━━ Record excerpts

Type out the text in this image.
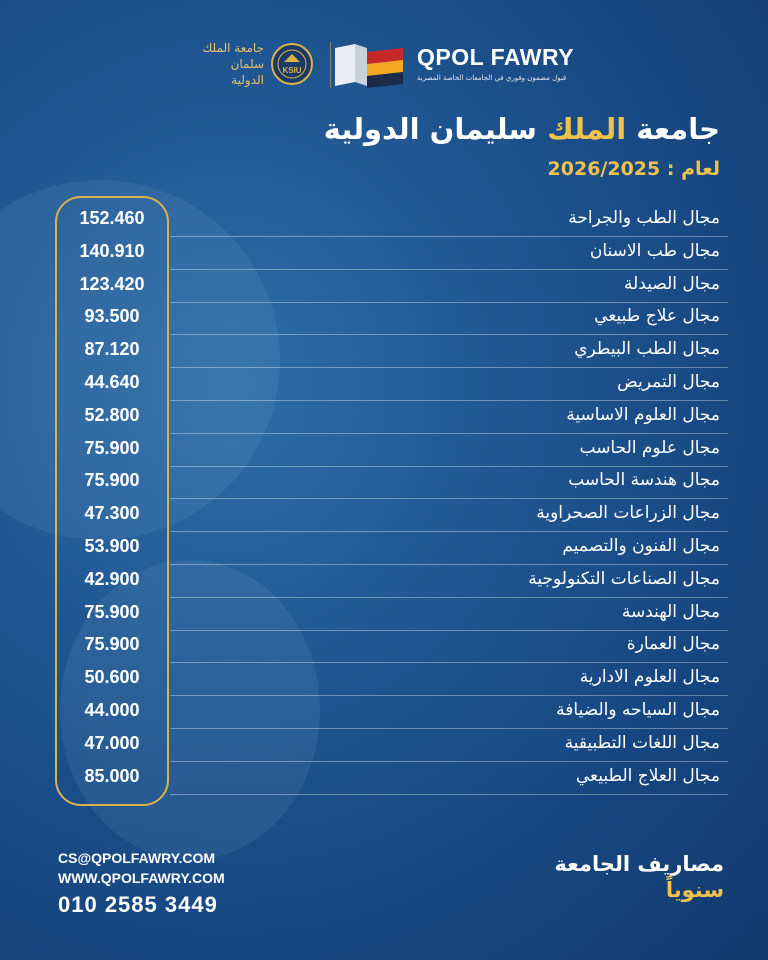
QPOL FAWRY
قبول مضمون وفوري في الجامعات الخاصة المصرية
جامعة الملك
سلمان
الدولية
KSIU
جامعة الملك سليمان الدولية
لعام : 2026/2025
مجال الطب والجراحة
152.460
مجال طب الاسنان
140.910
مجال الصيدلة
123.420
مجال علاج طبيعي
93.500
مجال الطب البيطري
87.120
مجال التمريض
44.640
مجال العلوم الاساسية
52.800
مجال علوم الحاسب
75.900
مجال هندسة الحاسب
75.900
مجال الزراعات الصحراوية
47.300
مجال الفنون والتصميم
53.900
مجال الصناعات التكنولوجية
42.900
مجال الهندسة
75.900
مجال العمارة
75.900
مجال العلوم الادارية
50.600
مجال السياحه والضيافة
44.000
مجال اللغات التطبيقية
47.000
مجال العلاج الطبيعي
85.000
CS@QPOLFAWRY.COM
WWW.QPOLFAWRY.COM
010 2585 3449
مصاريف الجامعة
سنوياً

━━━━

Filter out every line that lacks the word "العلوم", and copy the rest.

▸ Result of this exercise:
مجال العلوم الاساسية
مجال العلوم الادارية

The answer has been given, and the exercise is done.